— START Materials provided —

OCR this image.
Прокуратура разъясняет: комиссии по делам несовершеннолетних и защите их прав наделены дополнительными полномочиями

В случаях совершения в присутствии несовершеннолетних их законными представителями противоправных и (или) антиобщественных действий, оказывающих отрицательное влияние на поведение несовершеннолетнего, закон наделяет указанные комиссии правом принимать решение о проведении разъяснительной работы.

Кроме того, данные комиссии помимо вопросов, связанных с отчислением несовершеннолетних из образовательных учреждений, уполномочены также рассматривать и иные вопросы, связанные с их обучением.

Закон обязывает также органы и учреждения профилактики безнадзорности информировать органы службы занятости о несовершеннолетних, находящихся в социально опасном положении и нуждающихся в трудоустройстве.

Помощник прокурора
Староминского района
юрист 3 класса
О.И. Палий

— END Materials provided —

— Exercise requirements —
Pick out each line in the material containing "также".

— Correct output —
Кроме того, данные комиссии помимо вопросов, связанных с отчислением несовершеннолетних из образовательных учреждений, уполномочены также рассматривать и иные вопросы, связанные с их обучением.
Закон обязывает также органы и учреждения профилактики безнадзорности информировать органы службы занятости о несовершеннолетних, находящихся в социально опасном положении и нуждающихся в трудоустройстве.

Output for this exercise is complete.